Exercise directions
Skip the pictures and extract all of the lines exactly as written.

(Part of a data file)
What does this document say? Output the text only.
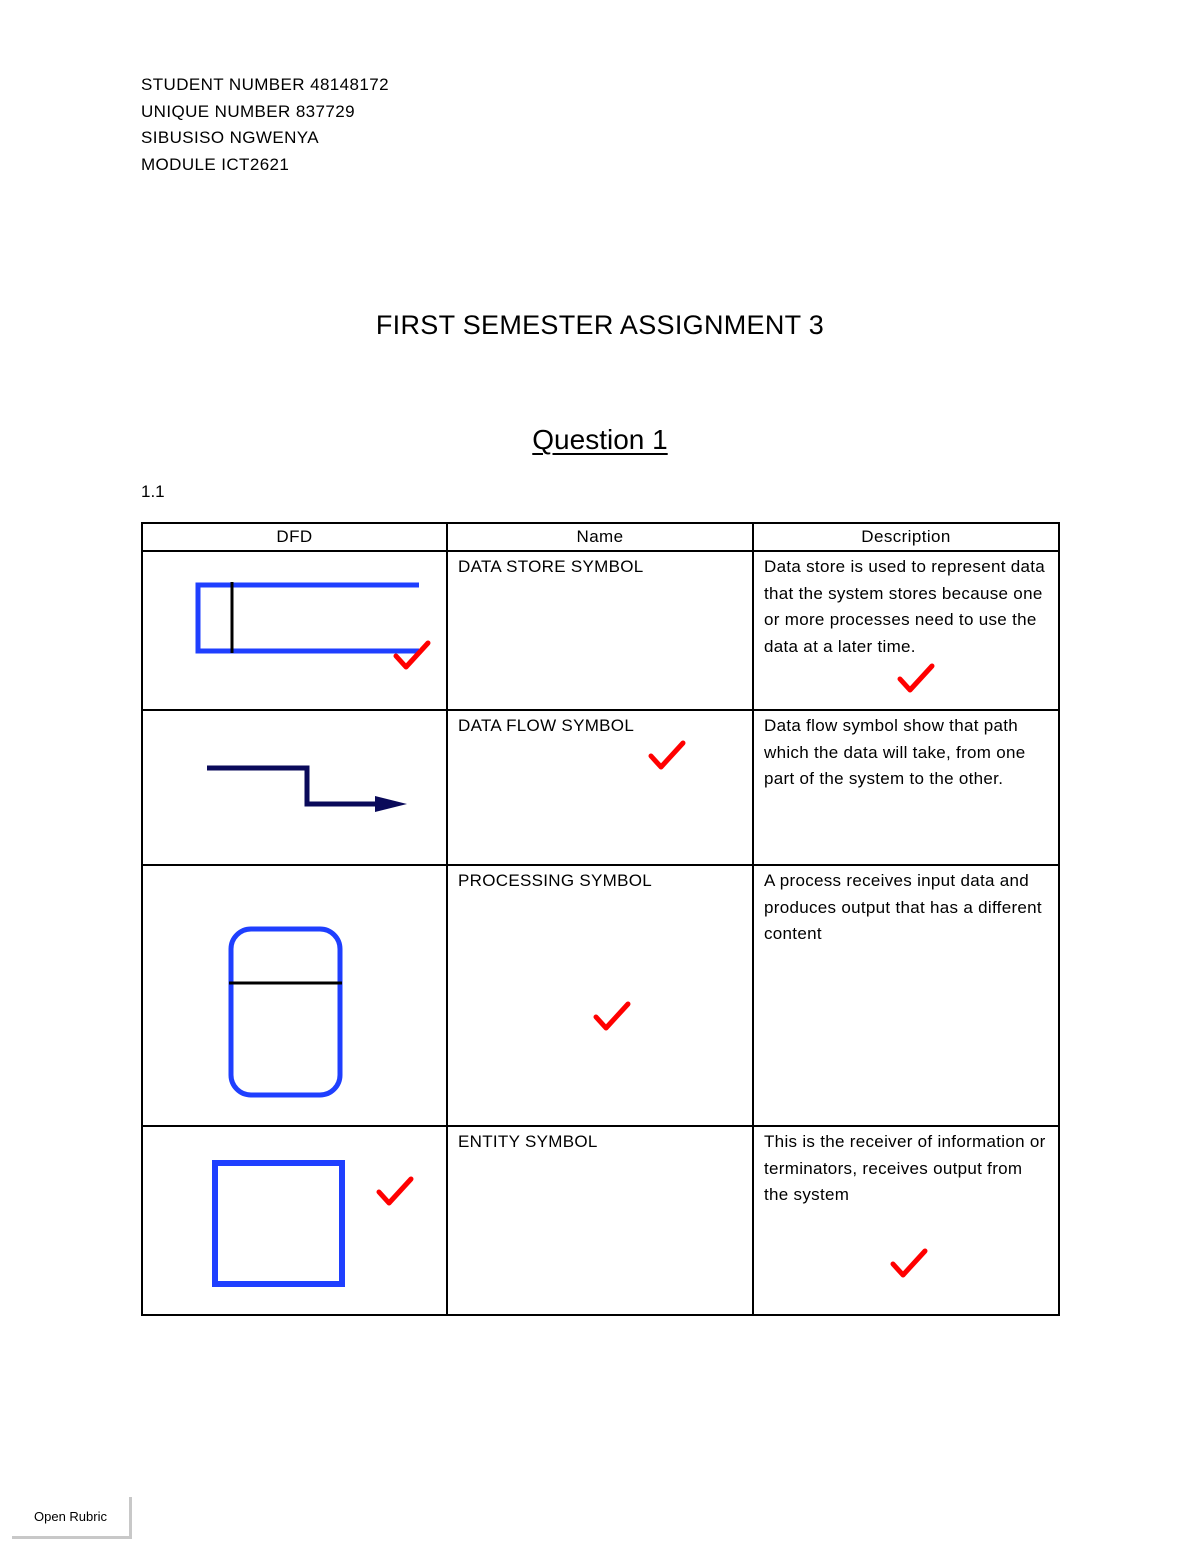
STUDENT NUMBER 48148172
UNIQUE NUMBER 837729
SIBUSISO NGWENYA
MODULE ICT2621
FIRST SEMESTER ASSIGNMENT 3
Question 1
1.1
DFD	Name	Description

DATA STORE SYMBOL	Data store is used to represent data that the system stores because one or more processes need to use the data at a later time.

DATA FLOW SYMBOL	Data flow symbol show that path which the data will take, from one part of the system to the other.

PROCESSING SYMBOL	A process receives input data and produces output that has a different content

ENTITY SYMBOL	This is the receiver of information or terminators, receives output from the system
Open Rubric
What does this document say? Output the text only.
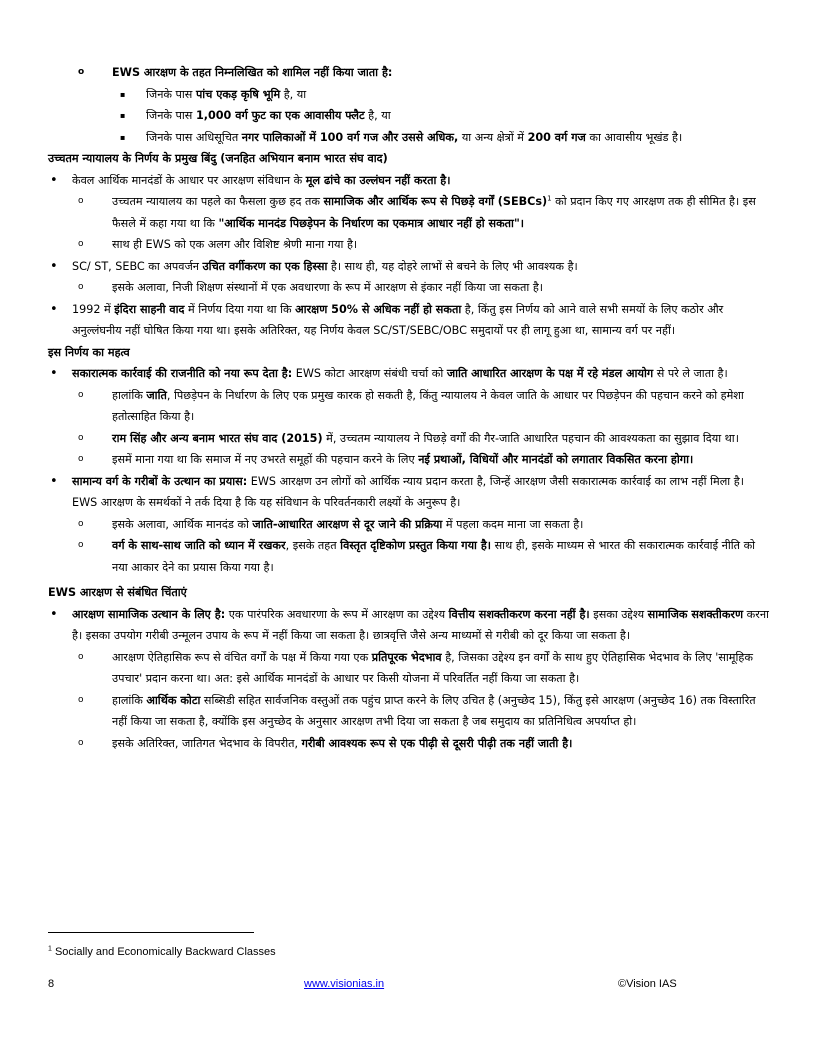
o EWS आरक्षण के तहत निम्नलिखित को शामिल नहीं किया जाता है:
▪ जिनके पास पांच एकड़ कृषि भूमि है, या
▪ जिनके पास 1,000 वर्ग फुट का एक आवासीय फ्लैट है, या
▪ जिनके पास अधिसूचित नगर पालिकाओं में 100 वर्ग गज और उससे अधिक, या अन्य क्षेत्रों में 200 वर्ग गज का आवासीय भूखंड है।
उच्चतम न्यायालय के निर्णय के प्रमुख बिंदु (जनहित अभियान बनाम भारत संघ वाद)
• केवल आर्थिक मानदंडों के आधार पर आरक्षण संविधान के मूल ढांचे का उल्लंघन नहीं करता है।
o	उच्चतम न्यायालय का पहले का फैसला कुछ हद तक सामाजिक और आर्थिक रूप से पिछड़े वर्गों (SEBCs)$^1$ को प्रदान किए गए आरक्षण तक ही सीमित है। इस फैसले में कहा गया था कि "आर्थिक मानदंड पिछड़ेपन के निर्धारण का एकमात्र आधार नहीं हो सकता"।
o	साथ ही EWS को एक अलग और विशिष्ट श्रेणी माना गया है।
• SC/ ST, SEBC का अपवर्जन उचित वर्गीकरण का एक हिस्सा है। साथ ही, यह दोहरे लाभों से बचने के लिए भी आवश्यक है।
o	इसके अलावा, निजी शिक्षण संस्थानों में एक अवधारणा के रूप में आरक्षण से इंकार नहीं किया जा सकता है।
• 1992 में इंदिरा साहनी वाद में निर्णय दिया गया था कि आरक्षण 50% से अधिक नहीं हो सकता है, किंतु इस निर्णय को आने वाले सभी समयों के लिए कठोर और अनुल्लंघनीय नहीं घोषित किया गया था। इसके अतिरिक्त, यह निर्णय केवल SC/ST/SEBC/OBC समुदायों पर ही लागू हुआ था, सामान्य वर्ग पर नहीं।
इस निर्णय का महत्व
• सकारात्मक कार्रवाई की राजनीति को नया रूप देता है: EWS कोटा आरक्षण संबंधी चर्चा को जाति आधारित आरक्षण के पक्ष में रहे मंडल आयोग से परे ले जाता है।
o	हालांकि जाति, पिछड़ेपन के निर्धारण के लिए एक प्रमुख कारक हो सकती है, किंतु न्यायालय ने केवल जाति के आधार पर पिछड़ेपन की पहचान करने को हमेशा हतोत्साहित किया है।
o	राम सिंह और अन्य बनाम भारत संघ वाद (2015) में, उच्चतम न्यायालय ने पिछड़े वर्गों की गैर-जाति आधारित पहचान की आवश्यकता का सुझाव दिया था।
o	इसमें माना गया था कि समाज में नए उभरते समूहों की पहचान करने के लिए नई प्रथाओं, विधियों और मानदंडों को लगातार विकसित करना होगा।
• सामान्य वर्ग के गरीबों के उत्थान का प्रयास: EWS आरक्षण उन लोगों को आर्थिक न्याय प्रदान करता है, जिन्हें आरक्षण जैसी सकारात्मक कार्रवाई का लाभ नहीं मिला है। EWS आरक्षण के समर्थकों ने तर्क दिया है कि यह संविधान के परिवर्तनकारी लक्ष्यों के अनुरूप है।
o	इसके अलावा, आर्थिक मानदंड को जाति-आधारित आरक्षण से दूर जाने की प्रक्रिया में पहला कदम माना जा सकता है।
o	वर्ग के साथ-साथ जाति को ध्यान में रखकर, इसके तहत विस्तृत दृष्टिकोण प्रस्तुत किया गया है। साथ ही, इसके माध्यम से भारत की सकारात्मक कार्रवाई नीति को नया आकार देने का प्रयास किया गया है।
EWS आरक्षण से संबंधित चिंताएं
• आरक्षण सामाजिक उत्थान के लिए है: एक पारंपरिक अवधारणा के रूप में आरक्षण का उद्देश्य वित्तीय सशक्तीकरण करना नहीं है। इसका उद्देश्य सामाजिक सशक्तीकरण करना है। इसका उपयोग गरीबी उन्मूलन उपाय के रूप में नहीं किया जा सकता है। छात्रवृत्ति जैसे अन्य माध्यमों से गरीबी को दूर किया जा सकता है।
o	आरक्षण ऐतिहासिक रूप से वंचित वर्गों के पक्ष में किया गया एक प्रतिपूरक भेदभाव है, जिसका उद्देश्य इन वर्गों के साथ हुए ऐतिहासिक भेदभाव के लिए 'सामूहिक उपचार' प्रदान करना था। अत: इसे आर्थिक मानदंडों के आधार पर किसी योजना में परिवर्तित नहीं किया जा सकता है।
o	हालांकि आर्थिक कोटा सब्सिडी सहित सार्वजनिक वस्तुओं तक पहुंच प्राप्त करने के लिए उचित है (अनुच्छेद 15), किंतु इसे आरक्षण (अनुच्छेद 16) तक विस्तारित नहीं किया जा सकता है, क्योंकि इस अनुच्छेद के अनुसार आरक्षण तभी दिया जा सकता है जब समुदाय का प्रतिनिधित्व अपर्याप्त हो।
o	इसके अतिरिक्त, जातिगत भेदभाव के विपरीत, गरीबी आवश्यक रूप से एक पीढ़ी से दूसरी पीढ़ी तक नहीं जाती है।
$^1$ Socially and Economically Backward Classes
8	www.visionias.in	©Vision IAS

The response
What does this document say? Output the text only.
STUDENT NUMBER 48148172
UNIQUE NUMBER 837729
SIBUSISO NGWENYA
MODULE ICT2621
FIRST SEMESTER ASSIGNMENT 3
Question 1
1.1
DFD	Name	Description

DATA STORE SYMBOL	Data store is used to represent data that the system stores because one or more processes need to use the data at a later time.

DATA FLOW SYMBOL	Data flow symbol show that path which the data will take, from one part of the system to the other.

PROCESSING SYMBOL	A process receives input data and produces output that has a different content

ENTITY SYMBOL	This is the receiver of information or terminators, receives output from the system
Open Rubric
What does this document say? Output the text only.
o EWS आरक्षण के तहत निम्नलिखित को शामिल नहीं किया जाता है:
▪ जिनके पास पांच एकड़ कृषि भूमि है, या
▪ जिनके पास 1,000 वर्ग फुट का एक आवासीय फ्लैट है, या
▪ जिनके पास अधिसूचित नगर पालिकाओं में 100 वर्ग गज और उससे अधिक, या अन्य क्षेत्रों में 200 वर्ग गज का आवासीय भूखंड है।
उच्चतम न्यायालय के निर्णय के प्रमुख बिंदु (जनहित अभियान बनाम भारत संघ वाद)
• केवल आर्थिक मानदंडों के आधार पर आरक्षण संविधान के मूल ढांचे का उल्लंघन नहीं करता है।
o	उच्चतम न्यायालय का पहले का फैसला कुछ हद तक सामाजिक और आर्थिक रूप से पिछड़े वर्गों (SEBCs)$^1$ को प्रदान किए गए आरक्षण तक ही सीमित है। इस फैसले में कहा गया था कि "आर्थिक मानदंड पिछड़ेपन के निर्धारण का एकमात्र आधार नहीं हो सकता"।
o	साथ ही EWS को एक अलग और विशिष्ट श्रेणी माना गया है।
• SC/ ST, SEBC का अपवर्जन उचित वर्गीकरण का एक हिस्सा है। साथ ही, यह दोहरे लाभों से बचने के लिए भी आवश्यक है।
o	इसके अलावा, निजी शिक्षण संस्थानों में एक अवधारणा के रूप में आरक्षण से इंकार नहीं किया जा सकता है।
• 1992 में इंदिरा साहनी वाद में निर्णय दिया गया था कि आरक्षण 50% से अधिक नहीं हो सकता है, किंतु इस निर्णय को आने वाले सभी समयों के लिए कठोर और अनुल्लंघनीय नहीं घोषित किया गया था। इसके अतिरिक्त, यह निर्णय केवल SC/ST/SEBC/OBC समुदायों पर ही लागू हुआ था, सामान्य वर्ग पर नहीं।
इस निर्णय का महत्व
• सकारात्मक कार्रवाई की राजनीति को नया रूप देता है: EWS कोटा आरक्षण संबंधी चर्चा को जाति आधारित आरक्षण के पक्ष में रहे मंडल आयोग से परे ले जाता है।
o	हालांकि जाति, पिछड़ेपन के निर्धारण के लिए एक प्रमुख कारक हो सकती है, किंतु न्यायालय ने केवल जाति के आधार पर पिछड़ेपन की पहचान करने को हमेशा हतोत्साहित किया है।
o	राम सिंह और अन्य बनाम भारत संघ वाद (2015) में, उच्चतम न्यायालय ने पिछड़े वर्गों की गैर-जाति आधारित पहचान की आवश्यकता का सुझाव दिया था।
o	इसमें माना गया था कि समाज में नए उभरते समूहों की पहचान करने के लिए नई प्रथाओं, विधियों और मानदंडों को लगातार विकसित करना होगा।
• सामान्य वर्ग के गरीबों के उत्थान का प्रयास: EWS आरक्षण उन लोगों को आर्थिक न्याय प्रदान करता है, जिन्हें आरक्षण जैसी सकारात्मक कार्रवाई का लाभ नहीं मिला है। EWS आरक्षण के समर्थकों ने तर्क दिया है कि यह संविधान के परिवर्तनकारी लक्ष्यों के अनुरूप है।
o	इसके अलावा, आर्थिक मानदंड को जाति-आधारित आरक्षण से दूर जाने की प्रक्रिया में पहला कदम माना जा सकता है।
o	वर्ग के साथ-साथ जाति को ध्यान में रखकर, इसके तहत विस्तृत दृष्टिकोण प्रस्तुत किया गया है। साथ ही, इसके माध्यम से भारत की सकारात्मक कार्रवाई नीति को नया आकार देने का प्रयास किया गया है।
EWS आरक्षण से संबंधित चिंताएं
• आरक्षण सामाजिक उत्थान के लिए है: एक पारंपरिक अवधारणा के रूप में आरक्षण का उद्देश्य वित्तीय सशक्तीकरण करना नहीं है। इसका उद्देश्य सामाजिक सशक्तीकरण करना है। इसका उपयोग गरीबी उन्मूलन उपाय के रूप में नहीं किया जा सकता है। छात्रवृत्ति जैसे अन्य माध्यमों से गरीबी को दूर किया जा सकता है।
o	आरक्षण ऐतिहासिक रूप से वंचित वर्गों के पक्ष में किया गया एक प्रतिपूरक भेदभाव है, जिसका उद्देश्य इन वर्गों के साथ हुए ऐतिहासिक भेदभाव के लिए 'सामूहिक उपचार' प्रदान करना था। अत: इसे आर्थिक मानदंडों के आधार पर किसी योजना में परिवर्तित नहीं किया जा सकता है।
o	हालांकि आर्थिक कोटा सब्सिडी सहित सार्वजनिक वस्तुओं तक पहुंच प्राप्त करने के लिए उचित है (अनुच्छेद 15), किंतु इसे आरक्षण (अनुच्छेद 16) तक विस्तारित नहीं किया जा सकता है, क्योंकि इस अनुच्छेद के अनुसार आरक्षण तभी दिया जा सकता है जब समुदाय का प्रतिनिधित्व अपर्याप्त हो।
o	इसके अतिरिक्त, जातिगत भेदभाव के विपरीत, गरीबी आवश्यक रूप से एक पीढ़ी से दूसरी पीढ़ी तक नहीं जाती है।
$^1$ Socially and Economically Backward Classes
8	www.visionias.in	©Vision IAS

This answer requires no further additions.